= EXERCISE BRIEF =
In the response, each entry below should appear again exactly as given.

### RECORDS FOR THE TASK

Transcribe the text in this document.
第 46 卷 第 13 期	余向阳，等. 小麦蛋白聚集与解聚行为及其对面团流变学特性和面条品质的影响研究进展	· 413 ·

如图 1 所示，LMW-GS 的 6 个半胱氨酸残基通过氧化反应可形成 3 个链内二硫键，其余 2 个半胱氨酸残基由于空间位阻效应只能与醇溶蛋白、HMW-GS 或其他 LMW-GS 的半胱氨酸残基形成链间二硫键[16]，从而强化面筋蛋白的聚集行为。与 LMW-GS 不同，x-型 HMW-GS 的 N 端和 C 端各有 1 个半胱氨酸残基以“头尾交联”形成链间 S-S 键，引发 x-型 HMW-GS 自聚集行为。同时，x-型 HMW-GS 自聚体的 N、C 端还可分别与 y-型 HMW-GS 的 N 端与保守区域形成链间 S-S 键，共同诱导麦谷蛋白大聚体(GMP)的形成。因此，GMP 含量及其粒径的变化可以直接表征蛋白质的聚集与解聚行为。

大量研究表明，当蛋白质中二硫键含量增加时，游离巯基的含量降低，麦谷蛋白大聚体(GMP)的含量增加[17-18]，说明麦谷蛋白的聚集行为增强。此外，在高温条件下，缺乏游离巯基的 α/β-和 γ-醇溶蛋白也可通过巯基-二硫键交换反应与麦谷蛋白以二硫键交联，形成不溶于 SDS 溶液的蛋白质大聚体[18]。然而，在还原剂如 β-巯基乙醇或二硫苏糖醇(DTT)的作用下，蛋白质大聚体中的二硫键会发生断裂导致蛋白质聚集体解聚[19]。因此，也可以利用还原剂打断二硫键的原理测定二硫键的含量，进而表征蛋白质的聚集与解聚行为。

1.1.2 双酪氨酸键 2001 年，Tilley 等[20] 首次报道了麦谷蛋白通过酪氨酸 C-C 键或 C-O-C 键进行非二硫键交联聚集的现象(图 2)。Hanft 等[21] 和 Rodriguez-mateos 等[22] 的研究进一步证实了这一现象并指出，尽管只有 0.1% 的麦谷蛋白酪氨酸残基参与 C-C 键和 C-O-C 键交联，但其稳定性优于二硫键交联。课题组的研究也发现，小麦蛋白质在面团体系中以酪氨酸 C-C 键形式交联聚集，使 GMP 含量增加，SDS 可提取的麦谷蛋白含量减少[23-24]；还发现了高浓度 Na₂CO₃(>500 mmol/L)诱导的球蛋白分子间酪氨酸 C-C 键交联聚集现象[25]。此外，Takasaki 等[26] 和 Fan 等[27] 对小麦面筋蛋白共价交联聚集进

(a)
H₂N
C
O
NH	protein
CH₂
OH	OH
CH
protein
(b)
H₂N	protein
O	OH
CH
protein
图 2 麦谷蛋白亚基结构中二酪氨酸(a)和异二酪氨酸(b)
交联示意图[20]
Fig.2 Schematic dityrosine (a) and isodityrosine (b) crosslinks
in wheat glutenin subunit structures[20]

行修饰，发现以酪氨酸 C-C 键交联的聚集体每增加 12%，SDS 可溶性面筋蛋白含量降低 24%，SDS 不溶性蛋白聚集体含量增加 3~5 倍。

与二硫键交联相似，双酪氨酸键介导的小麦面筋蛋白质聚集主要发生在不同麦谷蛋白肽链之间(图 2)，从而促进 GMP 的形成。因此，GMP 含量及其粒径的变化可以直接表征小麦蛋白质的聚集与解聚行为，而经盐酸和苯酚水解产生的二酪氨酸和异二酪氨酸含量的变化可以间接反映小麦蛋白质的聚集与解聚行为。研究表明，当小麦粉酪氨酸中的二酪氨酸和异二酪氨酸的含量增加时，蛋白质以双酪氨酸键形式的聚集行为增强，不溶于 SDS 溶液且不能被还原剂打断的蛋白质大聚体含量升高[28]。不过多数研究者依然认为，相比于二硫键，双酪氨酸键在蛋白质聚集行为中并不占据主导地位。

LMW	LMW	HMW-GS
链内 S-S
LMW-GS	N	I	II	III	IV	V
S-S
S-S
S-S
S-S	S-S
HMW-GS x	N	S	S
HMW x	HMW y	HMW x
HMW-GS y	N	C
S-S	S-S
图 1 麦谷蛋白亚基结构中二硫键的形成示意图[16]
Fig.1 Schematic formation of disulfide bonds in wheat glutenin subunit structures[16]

######

= RESPONSE TO THIS TASK =
Transcribe the text in this document.
第 46 卷 第 13 期	余向阳，等. 小麦蛋白聚集与解聚行为及其对面团流变学特性和面条品质的影响研究进展	· 413 ·

如图 1 所示，LMW-GS 的 6 个半胱氨酸残基通过氧化反应可形成 3 个链内二硫键，其余 2 个半胱氨酸残基由于空间位阻效应只能与醇溶蛋白、HMW-GS 或其他 LMW-GS 的半胱氨酸残基形成链间二硫键[16]，从而强化面筋蛋白的聚集行为。与 LMW-GS 不同，x-型 HMW-GS 的 N 端和 C 端各有 1 个半胱氨酸残基以“头尾交联”形成链间 S-S 键，引发 x-型 HMW-GS 自聚集行为。同时，x-型 HMW-GS 自聚体的 N、C 端还可分别与 y-型 HMW-GS 的 N 端与保守区域形成链间 S-S 键，共同诱导麦谷蛋白大聚体(GMP)的形成。因此，GMP 含量及其粒径的变化可以直接表征蛋白质的聚集与解聚行为。

大量研究表明，当蛋白质中二硫键含量增加时，游离巯基的含量降低，麦谷蛋白大聚体(GMP)的含量增加[17-18]，说明麦谷蛋白的聚集行为增强。此外，在高温条件下，缺乏游离巯基的 α/β-和 γ-醇溶蛋白也可通过巯基-二硫键交换反应与麦谷蛋白以二硫键交联，形成不溶于 SDS 溶液的蛋白质大聚体[18]。然而，在还原剂如 β-巯基乙醇或二硫苏糖醇(DTT)的作用下，蛋白质大聚体中的二硫键会发生断裂导致蛋白质聚集体解聚[19]。因此，也可以利用还原剂打断二硫键的原理测定二硫键的含量，进而表征蛋白质的聚集与解聚行为。

1.1.2 双酪氨酸键 2001 年，Tilley 等[20] 首次报道了麦谷蛋白通过酪氨酸 C-C 键或 C-O-C 键进行非二硫键交联聚集的现象(图 2)。Hanft 等[21] 和 Rodriguez-mateos 等[22] 的研究进一步证实了这一现象并指出，尽管只有 0.1% 的麦谷蛋白酪氨酸残基参与 C-C 键和 C-O-C 键交联，但其稳定性优于二硫键交联。课题组的研究也发现，小麦蛋白质在面团体系中以酪氨酸 C-C 键形式交联聚集，使 GMP 含量增加，SDS 可提取的麦谷蛋白含量减少[23-24]；还发现了高浓度 Na₂CO₃(>500 mmol/L)诱导的球蛋白分子间酪氨酸 C-C 键交联聚集现象[25]。此外，Takasaki 等[26] 和 Fan 等[27] 对小麦面筋蛋白共价交联聚集进

(a)
H₂N
C
O
NH	protein
CH₂
OH	OH
CH
protein
(b)
H₂N	protein
O	OH
CH
protein
图 2 麦谷蛋白亚基结构中二酪氨酸(a)和异二酪氨酸(b)
交联示意图[20]
Fig.2 Schematic dityrosine (a) and isodityrosine (b) crosslinks
in wheat glutenin subunit structures[20]

行修饰，发现以酪氨酸 C-C 键交联的聚集体每增加 12%，SDS 可溶性面筋蛋白含量降低 24%，SDS 不溶性蛋白聚集体含量增加 3~5 倍。

与二硫键交联相似，双酪氨酸键介导的小麦面筋蛋白质聚集主要发生在不同麦谷蛋白肽链之间(图 2)，从而促进 GMP 的形成。因此，GMP 含量及其粒径的变化可以直接表征小麦蛋白质的聚集与解聚行为，而经盐酸和苯酚水解产生的二酪氨酸和异二酪氨酸含量的变化可以间接反映小麦蛋白质的聚集与解聚行为。研究表明，当小麦粉酪氨酸中的二酪氨酸和异二酪氨酸的含量增加时，蛋白质以双酪氨酸键形式的聚集行为增强，不溶于 SDS 溶液且不能被还原剂打断的蛋白质大聚体含量升高[28]。不过多数研究者依然认为，相比于二硫键，双酪氨酸键在蛋白质聚集行为中并不占据主导地位。

LMW	LMW	HMW-GS
链内 S-S
LMW-GS	N	I	II	III	IV	V
S-S
S-S
S-S
S-S	S-S
HMW-GS x	N	S	S
HMW x	HMW y	HMW x
HMW-GS y	N	C
S-S	S-S
图 1 麦谷蛋白亚基结构中二硫键的形成示意图[16]
Fig.1 Schematic formation of disulfide bonds in wheat glutenin subunit structures[16]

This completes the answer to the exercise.